Items listed in a dataset:
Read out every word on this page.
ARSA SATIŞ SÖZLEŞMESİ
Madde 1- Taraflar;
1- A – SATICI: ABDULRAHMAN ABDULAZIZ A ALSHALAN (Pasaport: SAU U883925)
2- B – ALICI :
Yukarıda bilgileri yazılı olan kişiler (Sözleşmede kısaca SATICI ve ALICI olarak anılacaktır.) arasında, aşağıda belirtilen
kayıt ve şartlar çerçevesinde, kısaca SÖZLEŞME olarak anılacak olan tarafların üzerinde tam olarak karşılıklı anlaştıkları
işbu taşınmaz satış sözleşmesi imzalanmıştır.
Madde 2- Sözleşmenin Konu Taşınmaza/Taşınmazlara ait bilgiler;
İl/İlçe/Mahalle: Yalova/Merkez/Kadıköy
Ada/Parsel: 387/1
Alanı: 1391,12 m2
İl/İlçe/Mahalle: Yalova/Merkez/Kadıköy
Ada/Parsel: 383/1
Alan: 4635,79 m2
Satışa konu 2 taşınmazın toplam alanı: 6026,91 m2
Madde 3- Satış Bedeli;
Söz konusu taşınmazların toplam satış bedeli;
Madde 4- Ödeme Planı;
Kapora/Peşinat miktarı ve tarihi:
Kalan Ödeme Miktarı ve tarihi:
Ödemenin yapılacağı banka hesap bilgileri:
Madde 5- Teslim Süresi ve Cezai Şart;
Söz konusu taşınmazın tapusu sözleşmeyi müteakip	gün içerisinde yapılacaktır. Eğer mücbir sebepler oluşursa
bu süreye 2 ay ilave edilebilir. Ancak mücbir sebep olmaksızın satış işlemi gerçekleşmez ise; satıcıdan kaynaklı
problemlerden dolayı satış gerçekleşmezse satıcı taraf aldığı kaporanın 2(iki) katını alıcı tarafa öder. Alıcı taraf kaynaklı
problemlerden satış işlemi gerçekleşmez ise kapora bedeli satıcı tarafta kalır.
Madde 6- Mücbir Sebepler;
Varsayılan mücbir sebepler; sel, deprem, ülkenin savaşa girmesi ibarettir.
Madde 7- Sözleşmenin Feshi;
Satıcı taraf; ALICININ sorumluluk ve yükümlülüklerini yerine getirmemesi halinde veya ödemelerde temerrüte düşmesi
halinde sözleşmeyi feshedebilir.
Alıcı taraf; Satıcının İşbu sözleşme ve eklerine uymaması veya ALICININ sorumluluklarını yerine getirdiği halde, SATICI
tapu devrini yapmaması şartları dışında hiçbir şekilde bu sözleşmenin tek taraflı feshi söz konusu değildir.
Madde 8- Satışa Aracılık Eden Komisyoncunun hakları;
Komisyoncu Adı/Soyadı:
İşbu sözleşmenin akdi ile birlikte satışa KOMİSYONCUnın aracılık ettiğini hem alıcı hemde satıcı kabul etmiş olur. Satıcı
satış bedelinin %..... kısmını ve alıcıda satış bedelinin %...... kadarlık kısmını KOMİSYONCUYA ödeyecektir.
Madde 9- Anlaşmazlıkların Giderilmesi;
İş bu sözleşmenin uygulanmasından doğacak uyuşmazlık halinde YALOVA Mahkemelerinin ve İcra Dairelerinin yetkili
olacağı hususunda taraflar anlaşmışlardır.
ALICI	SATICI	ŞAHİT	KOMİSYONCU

Written instruction: Where a line in the material contains "kaynaklı", copy that line.

Full response:
bu süreye 2 ay ilave edilebilir. Ancak mücbir sebep olmaksızın satış işlemi gerçekleşmez ise; satıcıdan kaynaklı
problemlerden dolayı satış gerçekleşmezse satıcı taraf aldığı kaporanın 2(iki) katını alıcı tarafa öder. Alıcı taraf kaynaklı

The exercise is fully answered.